WHAT YOU ARE ASKED TO DO:
Repeat the listing in full, preserving every character.

EXERCISE INPUT:
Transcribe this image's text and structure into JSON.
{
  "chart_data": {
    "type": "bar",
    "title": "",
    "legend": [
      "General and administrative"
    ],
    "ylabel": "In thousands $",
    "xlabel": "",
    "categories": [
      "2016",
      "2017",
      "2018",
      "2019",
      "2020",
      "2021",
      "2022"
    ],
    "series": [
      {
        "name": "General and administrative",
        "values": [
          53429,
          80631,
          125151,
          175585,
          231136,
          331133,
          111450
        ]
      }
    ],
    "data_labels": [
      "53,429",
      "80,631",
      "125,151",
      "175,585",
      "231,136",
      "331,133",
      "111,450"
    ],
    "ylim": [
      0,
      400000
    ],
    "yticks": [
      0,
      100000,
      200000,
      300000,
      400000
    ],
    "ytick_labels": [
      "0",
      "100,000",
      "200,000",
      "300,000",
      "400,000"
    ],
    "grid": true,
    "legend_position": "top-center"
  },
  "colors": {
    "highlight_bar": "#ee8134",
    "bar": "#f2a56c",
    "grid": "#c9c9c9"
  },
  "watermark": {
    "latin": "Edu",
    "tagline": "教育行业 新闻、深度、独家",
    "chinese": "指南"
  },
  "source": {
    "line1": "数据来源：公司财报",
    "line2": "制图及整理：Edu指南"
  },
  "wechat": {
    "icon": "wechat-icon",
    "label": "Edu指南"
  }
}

WRITTEN RESPONSE:
Transcribe this image's text and structure into JSON.
{
  "chart_data": {
    "type": "bar",
    "title": "",
    "legend": [
      "General and administrative"
    ],
    "ylabel": "In thousands $",
    "xlabel": "",
    "categories": [
      "2016",
      "2017",
      "2018",
      "2019",
      "2020",
      "2021",
      "2022"
    ],
    "series": [
      {
        "name": "General and administrative",
        "values": [
          53429,
          80631,
          125151,
          175585,
          231136,
          331133,
          111450
        ]
      }
    ],
    "data_labels": [
      "53,429",
      "80,631",
      "125,151",
      "175,585",
      "231,136",
      "331,133",
      "111,450"
    ],
    "ylim": [
      0,
      400000
    ],
    "yticks": [
      0,
      100000,
      200000,
      300000,
      400000
    ],
    "ytick_labels": [
      "0",
      "100,000",
      "200,000",
      "300,000",
      "400,000"
    ],
    "grid": true,
    "legend_position": "top-center"
  },
  "colors": {
    "highlight_bar": "#ee8134",
    "bar": "#f2a56c",
    "grid": "#c9c9c9"
  },
  "watermark": {
    "latin": "Edu",
    "tagline": "教育行业 新闻、深度、独家",
    "chinese": "指南"
  },
  "source": {
    "line1": "数据来源：公司财报",
    "line2": "制图及整理：Edu指南"
  },
  "wechat": {
    "icon": "wechat-icon",
    "label": "Edu指南"
  }
}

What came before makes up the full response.